(TASK BRIEF):
Type every record exactly as it appears.

(Source records):

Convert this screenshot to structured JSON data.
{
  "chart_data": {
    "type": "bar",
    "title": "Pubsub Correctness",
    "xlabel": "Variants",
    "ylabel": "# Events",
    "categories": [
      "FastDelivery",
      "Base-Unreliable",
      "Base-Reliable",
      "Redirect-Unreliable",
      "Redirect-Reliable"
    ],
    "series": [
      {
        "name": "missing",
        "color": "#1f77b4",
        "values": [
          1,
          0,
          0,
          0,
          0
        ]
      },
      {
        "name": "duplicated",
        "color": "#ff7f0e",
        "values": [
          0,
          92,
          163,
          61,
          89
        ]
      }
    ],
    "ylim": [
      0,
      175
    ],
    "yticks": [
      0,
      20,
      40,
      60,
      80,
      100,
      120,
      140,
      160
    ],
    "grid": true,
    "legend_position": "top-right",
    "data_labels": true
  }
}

(ANSWER TO THIS EXERCISE):
Convert this screenshot to structured JSON data.
{
  "chart_data": {
    "type": "bar",
    "title": "Pubsub Correctness",
    "xlabel": "Variants",
    "ylabel": "# Events",
    "categories": [
      "FastDelivery",
      "Base-Unreliable",
      "Base-Reliable",
      "Redirect-Unreliable",
      "Redirect-Reliable"
    ],
    "series": [
      {
        "name": "missing",
        "color": "#1f77b4",
        "values": [
          1,
          0,
          0,
          0,
          0
        ]
      },
      {
        "name": "duplicated",
        "color": "#ff7f0e",
        "values": [
          0,
          92,
          163,
          61,
          89
        ]
      }
    ],
    "ylim": [
      0,
      175
    ],
    "yticks": [
      0,
      20,
      40,
      60,
      80,
      100,
      120,
      140,
      160
    ],
    "grid": true,
    "legend_position": "top-right",
    "data_labels": true
  }
}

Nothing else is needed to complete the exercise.